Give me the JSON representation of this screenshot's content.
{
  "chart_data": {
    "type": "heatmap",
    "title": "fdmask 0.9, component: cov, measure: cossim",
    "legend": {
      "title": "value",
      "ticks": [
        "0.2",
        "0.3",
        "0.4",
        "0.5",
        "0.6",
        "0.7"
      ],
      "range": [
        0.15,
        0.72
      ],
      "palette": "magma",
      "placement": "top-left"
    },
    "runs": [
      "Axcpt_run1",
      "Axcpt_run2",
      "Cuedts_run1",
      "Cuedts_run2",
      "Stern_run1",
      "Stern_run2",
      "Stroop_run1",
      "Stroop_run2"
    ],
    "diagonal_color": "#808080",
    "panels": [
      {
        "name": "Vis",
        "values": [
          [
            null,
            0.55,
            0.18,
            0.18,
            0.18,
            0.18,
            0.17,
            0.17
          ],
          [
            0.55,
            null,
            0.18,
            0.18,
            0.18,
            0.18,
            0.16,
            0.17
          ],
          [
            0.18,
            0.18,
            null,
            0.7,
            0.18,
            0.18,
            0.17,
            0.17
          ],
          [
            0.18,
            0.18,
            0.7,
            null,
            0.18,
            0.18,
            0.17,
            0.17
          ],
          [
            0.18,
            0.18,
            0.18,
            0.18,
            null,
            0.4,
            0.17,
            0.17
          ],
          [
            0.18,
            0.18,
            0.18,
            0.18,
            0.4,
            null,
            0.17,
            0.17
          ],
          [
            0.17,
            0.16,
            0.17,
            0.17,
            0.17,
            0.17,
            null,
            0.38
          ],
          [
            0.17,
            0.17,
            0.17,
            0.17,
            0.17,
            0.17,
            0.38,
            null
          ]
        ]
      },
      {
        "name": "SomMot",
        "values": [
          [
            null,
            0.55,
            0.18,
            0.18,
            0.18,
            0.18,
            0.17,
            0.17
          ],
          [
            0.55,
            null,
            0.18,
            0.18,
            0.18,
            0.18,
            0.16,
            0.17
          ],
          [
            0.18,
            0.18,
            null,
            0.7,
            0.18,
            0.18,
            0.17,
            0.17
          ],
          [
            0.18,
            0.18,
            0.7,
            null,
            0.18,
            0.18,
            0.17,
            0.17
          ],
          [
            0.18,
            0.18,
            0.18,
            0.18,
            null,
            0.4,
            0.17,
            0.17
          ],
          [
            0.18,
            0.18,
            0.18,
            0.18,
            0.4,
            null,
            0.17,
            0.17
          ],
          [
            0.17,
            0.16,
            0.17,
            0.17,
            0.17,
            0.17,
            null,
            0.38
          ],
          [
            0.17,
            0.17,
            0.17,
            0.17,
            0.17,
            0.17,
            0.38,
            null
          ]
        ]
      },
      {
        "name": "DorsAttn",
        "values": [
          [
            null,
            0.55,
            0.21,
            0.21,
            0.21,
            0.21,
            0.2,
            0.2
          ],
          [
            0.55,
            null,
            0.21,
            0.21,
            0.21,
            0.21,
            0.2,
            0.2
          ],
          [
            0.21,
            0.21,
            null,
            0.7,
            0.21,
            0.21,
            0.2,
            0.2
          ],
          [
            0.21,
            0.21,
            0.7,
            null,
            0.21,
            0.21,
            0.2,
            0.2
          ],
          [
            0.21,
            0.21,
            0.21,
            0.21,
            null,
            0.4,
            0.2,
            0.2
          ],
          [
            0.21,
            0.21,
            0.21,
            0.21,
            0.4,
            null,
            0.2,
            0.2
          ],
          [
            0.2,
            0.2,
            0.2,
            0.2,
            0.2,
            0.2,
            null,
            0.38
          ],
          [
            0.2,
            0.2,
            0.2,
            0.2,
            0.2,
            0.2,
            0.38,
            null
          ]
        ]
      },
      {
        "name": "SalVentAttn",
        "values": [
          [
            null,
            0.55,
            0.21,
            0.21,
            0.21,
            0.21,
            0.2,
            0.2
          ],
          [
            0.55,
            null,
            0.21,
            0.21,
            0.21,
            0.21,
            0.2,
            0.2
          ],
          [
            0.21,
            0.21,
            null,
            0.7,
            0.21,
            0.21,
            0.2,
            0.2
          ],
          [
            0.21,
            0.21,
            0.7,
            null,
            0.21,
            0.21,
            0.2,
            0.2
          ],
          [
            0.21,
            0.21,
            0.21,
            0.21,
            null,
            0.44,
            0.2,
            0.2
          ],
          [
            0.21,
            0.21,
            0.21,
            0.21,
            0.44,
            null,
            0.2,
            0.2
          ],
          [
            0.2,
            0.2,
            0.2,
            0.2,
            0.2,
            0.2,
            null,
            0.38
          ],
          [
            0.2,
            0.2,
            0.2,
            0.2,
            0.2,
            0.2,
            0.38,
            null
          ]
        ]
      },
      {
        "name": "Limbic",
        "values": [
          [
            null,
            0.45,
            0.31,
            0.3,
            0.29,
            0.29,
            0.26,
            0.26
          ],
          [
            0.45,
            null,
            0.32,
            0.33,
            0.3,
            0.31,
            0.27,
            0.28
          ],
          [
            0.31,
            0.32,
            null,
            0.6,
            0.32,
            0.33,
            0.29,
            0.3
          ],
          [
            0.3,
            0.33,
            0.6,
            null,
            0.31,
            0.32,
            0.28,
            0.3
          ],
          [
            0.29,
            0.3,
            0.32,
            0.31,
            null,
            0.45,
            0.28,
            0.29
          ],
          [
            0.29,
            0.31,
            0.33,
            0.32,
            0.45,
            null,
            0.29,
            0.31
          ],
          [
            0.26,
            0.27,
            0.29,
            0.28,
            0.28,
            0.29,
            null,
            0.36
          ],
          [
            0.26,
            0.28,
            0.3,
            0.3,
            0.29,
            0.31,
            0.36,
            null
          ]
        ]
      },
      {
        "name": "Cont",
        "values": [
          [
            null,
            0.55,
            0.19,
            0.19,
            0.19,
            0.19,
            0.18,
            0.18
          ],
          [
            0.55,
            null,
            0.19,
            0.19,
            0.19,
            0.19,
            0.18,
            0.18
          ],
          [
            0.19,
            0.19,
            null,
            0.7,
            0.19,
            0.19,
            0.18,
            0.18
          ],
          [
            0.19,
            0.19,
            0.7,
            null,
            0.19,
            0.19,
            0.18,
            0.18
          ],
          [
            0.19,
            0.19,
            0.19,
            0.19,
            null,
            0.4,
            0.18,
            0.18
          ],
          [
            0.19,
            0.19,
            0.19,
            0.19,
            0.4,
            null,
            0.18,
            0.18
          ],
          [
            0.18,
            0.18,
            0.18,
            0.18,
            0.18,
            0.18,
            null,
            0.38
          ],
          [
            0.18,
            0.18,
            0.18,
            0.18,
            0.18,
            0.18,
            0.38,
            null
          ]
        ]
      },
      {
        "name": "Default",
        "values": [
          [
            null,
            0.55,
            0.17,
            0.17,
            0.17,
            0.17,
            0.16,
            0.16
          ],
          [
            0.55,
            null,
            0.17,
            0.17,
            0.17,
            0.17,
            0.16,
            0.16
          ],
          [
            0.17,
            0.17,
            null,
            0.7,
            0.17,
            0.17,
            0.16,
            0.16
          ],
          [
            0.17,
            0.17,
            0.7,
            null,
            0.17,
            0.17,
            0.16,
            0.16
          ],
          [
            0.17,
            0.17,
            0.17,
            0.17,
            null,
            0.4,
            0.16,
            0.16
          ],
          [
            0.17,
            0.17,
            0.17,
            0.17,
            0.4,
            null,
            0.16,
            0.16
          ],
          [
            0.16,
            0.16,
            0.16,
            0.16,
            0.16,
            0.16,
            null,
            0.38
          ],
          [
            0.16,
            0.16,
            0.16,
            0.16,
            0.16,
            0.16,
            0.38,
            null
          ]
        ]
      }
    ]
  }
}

================

Your objective = Exactly reproduce all of the entries.

Correct answer =
Give me the JSON representation of this screenshot's content.
{
  "chart_data": {
    "type": "heatmap",
    "title": "fdmask 0.9, component: cov, measure: cossim",
    "legend": {
      "title": "value",
      "ticks": [
        "0.2",
        "0.3",
        "0.4",
        "0.5",
        "0.6",
        "0.7"
      ],
      "range": [
        0.15,
        0.72
      ],
      "palette": "magma",
      "placement": "top-left"
    },
    "runs": [
      "Axcpt_run1",
      "Axcpt_run2",
      "Cuedts_run1",
      "Cuedts_run2",
      "Stern_run1",
      "Stern_run2",
      "Stroop_run1",
      "Stroop_run2"
    ],
    "diagonal_color": "#808080",
    "panels": [
      {
        "name": "Vis",
        "values": [
          [
            null,
            0.55,
            0.18,
            0.18,
            0.18,
            0.18,
            0.17,
            0.17
          ],
          [
            0.55,
            null,
            0.18,
            0.18,
            0.18,
            0.18,
            0.16,
            0.17
          ],
          [
            0.18,
            0.18,
            null,
            0.7,
            0.18,
            0.18,
            0.17,
            0.17
          ],
          [
            0.18,
            0.18,
            0.7,
            null,
            0.18,
            0.18,
            0.17,
            0.17
          ],
          [
            0.18,
            0.18,
            0.18,
            0.18,
            null,
            0.4,
            0.17,
            0.17
          ],
          [
            0.18,
            0.18,
            0.18,
            0.18,
            0.4,
            null,
            0.17,
            0.17
          ],
          [
            0.17,
            0.16,
            0.17,
            0.17,
            0.17,
            0.17,
            null,
            0.38
          ],
          [
            0.17,
            0.17,
            0.17,
            0.17,
            0.17,
            0.17,
            0.38,
            null
          ]
        ]
      },
      {
        "name": "SomMot",
        "values": [
          [
            null,
            0.55,
            0.18,
            0.18,
            0.18,
            0.18,
            0.17,
            0.17
          ],
          [
            0.55,
            null,
            0.18,
            0.18,
            0.18,
            0.18,
            0.16,
            0.17
          ],
          [
            0.18,
            0.18,
            null,
            0.7,
            0.18,
            0.18,
            0.17,
            0.17
          ],
          [
            0.18,
            0.18,
            0.7,
            null,
            0.18,
            0.18,
            0.17,
            0.17
          ],
          [
            0.18,
            0.18,
            0.18,
            0.18,
            null,
            0.4,
            0.17,
            0.17
          ],
          [
            0.18,
            0.18,
            0.18,
            0.18,
            0.4,
            null,
            0.17,
            0.17
          ],
          [
            0.17,
            0.16,
            0.17,
            0.17,
            0.17,
            0.17,
            null,
            0.38
          ],
          [
            0.17,
            0.17,
            0.17,
            0.17,
            0.17,
            0.17,
            0.38,
            null
          ]
        ]
      },
      {
        "name": "DorsAttn",
        "values": [
          [
            null,
            0.55,
            0.21,
            0.21,
            0.21,
            0.21,
            0.2,
            0.2
          ],
          [
            0.55,
            null,
            0.21,
            0.21,
            0.21,
            0.21,
            0.2,
            0.2
          ],
          [
            0.21,
            0.21,
            null,
            0.7,
            0.21,
            0.21,
            0.2,
            0.2
          ],
          [
            0.21,
            0.21,
            0.7,
            null,
            0.21,
            0.21,
            0.2,
            0.2
          ],
          [
            0.21,
            0.21,
            0.21,
            0.21,
            null,
            0.4,
            0.2,
            0.2
          ],
          [
            0.21,
            0.21,
            0.21,
            0.21,
            0.4,
            null,
            0.2,
            0.2
          ],
          [
            0.2,
            0.2,
            0.2,
            0.2,
            0.2,
            0.2,
            null,
            0.38
          ],
          [
            0.2,
            0.2,
            0.2,
            0.2,
            0.2,
            0.2,
            0.38,
            null
          ]
        ]
      },
      {
        "name": "SalVentAttn",
        "values": [
          [
            null,
            0.55,
            0.21,
            0.21,
            0.21,
            0.21,
            0.2,
            0.2
          ],
          [
            0.55,
            null,
            0.21,
            0.21,
            0.21,
            0.21,
            0.2,
            0.2
          ],
          [
            0.21,
            0.21,
            null,
            0.7,
            0.21,
            0.21,
            0.2,
            0.2
          ],
          [
            0.21,
            0.21,
            0.7,
            null,
            0.21,
            0.21,
            0.2,
            0.2
          ],
          [
            0.21,
            0.21,
            0.21,
            0.21,
            null,
            0.44,
            0.2,
            0.2
          ],
          [
            0.21,
            0.21,
            0.21,
            0.21,
            0.44,
            null,
            0.2,
            0.2
          ],
          [
            0.2,
            0.2,
            0.2,
            0.2,
            0.2,
            0.2,
            null,
            0.38
          ],
          [
            0.2,
            0.2,
            0.2,
            0.2,
            0.2,
            0.2,
            0.38,
            null
          ]
        ]
      },
      {
        "name": "Limbic",
        "values": [
          [
            null,
            0.45,
            0.31,
            0.3,
            0.29,
            0.29,
            0.26,
            0.26
          ],
          [
            0.45,
            null,
            0.32,
            0.33,
            0.3,
            0.31,
            0.27,
            0.28
          ],
          [
            0.31,
            0.32,
            null,
            0.6,
            0.32,
            0.33,
            0.29,
            0.3
          ],
          [
            0.3,
            0.33,
            0.6,
            null,
            0.31,
            0.32,
            0.28,
            0.3
          ],
          [
            0.29,
            0.3,
            0.32,
            0.31,
            null,
            0.45,
            0.28,
            0.29
          ],
          [
            0.29,
            0.31,
            0.33,
            0.32,
            0.45,
            null,
            0.29,
            0.31
          ],
          [
            0.26,
            0.27,
            0.29,
            0.28,
            0.28,
            0.29,
            null,
            0.36
          ],
          [
            0.26,
            0.28,
            0.3,
            0.3,
            0.29,
            0.31,
            0.36,
            null
          ]
        ]
      },
      {
        "name": "Cont",
        "values": [
          [
            null,
            0.55,
            0.19,
            0.19,
            0.19,
            0.19,
            0.18,
            0.18
          ],
          [
            0.55,
            null,
            0.19,
            0.19,
            0.19,
            0.19,
            0.18,
            0.18
          ],
          [
            0.19,
            0.19,
            null,
            0.7,
            0.19,
            0.19,
            0.18,
            0.18
          ],
          [
            0.19,
            0.19,
            0.7,
            null,
            0.19,
            0.19,
            0.18,
            0.18
          ],
          [
            0.19,
            0.19,
            0.19,
            0.19,
            null,
            0.4,
            0.18,
            0.18
          ],
          [
            0.19,
            0.19,
            0.19,
            0.19,
            0.4,
            null,
            0.18,
            0.18
          ],
          [
            0.18,
            0.18,
            0.18,
            0.18,
            0.18,
            0.18,
            null,
            0.38
          ],
          [
            0.18,
            0.18,
            0.18,
            0.18,
            0.18,
            0.18,
            0.38,
            null
          ]
        ]
      },
      {
        "name": "Default",
        "values": [
          [
            null,
            0.55,
            0.17,
            0.17,
            0.17,
            0.17,
            0.16,
            0.16
          ],
          [
            0.55,
            null,
            0.17,
            0.17,
            0.17,
            0.17,
            0.16,
            0.16
          ],
          [
            0.17,
            0.17,
            null,
            0.7,
            0.17,
            0.17,
            0.16,
            0.16
          ],
          [
            0.17,
            0.17,
            0.7,
            null,
            0.17,
            0.17,
            0.16,
            0.16
          ],
          [
            0.17,
            0.17,
            0.17,
            0.17,
            null,
            0.4,
            0.16,
            0.16
          ],
          [
            0.17,
            0.17,
            0.17,
            0.17,
            0.4,
            null,
            0.16,
            0.16
          ],
          [
            0.16,
            0.16,
            0.16,
            0.16,
            0.16,
            0.16,
            null,
            0.38
          ],
          [
            0.16,
            0.16,
            0.16,
            0.16,
            0.16,
            0.16,
            0.38,
            null
          ]
        ]
      }
    ]
  }
}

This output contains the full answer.